■ **Set problem**:
Going through the material below, please gather all lines with the word "Daily" in them.

Dataset rows about figures:

^^^^^^^^^^^^^^^^

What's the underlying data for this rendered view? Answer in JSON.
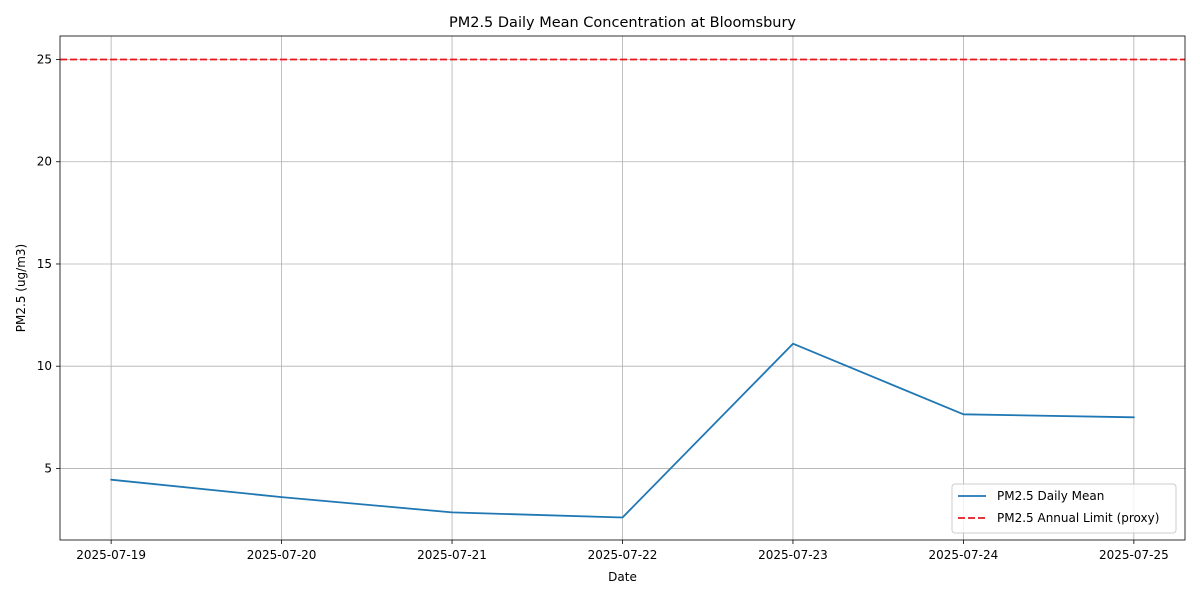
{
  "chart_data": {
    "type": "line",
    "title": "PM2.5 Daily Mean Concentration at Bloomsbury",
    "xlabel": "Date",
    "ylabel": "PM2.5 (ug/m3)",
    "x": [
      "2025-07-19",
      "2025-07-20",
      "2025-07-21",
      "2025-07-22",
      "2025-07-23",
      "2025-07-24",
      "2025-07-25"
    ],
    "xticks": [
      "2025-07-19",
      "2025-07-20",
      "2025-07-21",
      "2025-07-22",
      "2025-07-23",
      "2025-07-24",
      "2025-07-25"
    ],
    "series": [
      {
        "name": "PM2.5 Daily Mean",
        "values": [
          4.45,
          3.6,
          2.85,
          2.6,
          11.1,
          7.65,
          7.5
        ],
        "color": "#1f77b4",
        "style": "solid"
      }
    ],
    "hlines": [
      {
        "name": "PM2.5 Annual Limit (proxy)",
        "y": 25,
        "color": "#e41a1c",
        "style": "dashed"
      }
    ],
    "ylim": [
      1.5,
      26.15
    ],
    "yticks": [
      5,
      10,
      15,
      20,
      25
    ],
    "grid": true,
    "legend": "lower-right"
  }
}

^^^^^^^^^^^^^^^^

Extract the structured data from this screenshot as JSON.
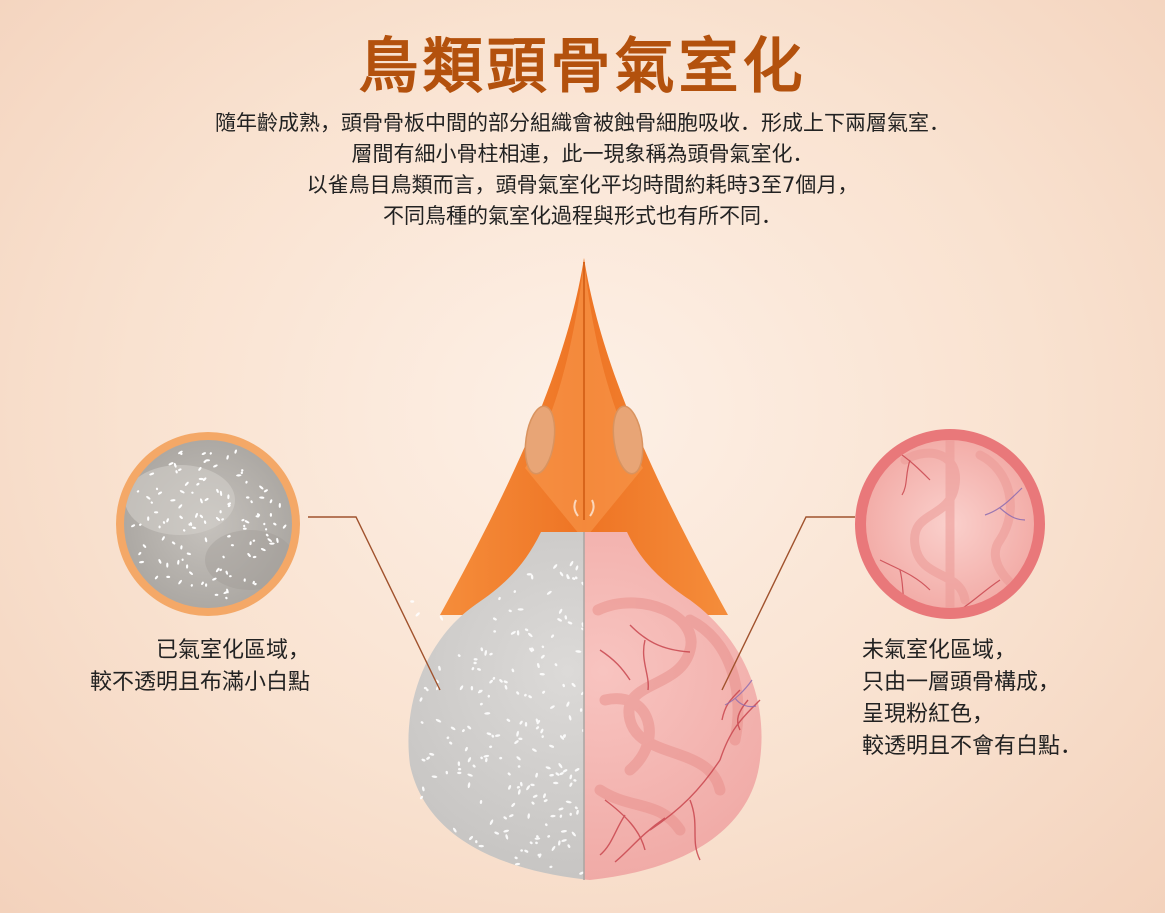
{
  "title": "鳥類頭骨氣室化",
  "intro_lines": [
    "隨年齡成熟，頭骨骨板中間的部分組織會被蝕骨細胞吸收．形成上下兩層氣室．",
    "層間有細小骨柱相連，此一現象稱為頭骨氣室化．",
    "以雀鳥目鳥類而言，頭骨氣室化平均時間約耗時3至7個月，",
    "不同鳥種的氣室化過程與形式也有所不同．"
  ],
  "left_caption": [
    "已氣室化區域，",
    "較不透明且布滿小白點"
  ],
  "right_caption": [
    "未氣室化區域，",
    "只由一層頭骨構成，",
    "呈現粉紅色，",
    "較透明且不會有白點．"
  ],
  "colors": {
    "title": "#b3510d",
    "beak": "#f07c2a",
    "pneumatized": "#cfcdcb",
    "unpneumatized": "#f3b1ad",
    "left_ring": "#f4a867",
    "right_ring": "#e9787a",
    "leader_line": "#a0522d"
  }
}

^^^^^^^^^^^^^^^^

■ **Task response**:
    "title": "PM2.5 Daily Mean Concentration at Bloomsbury",
        "name": "PM2.5 Daily Mean",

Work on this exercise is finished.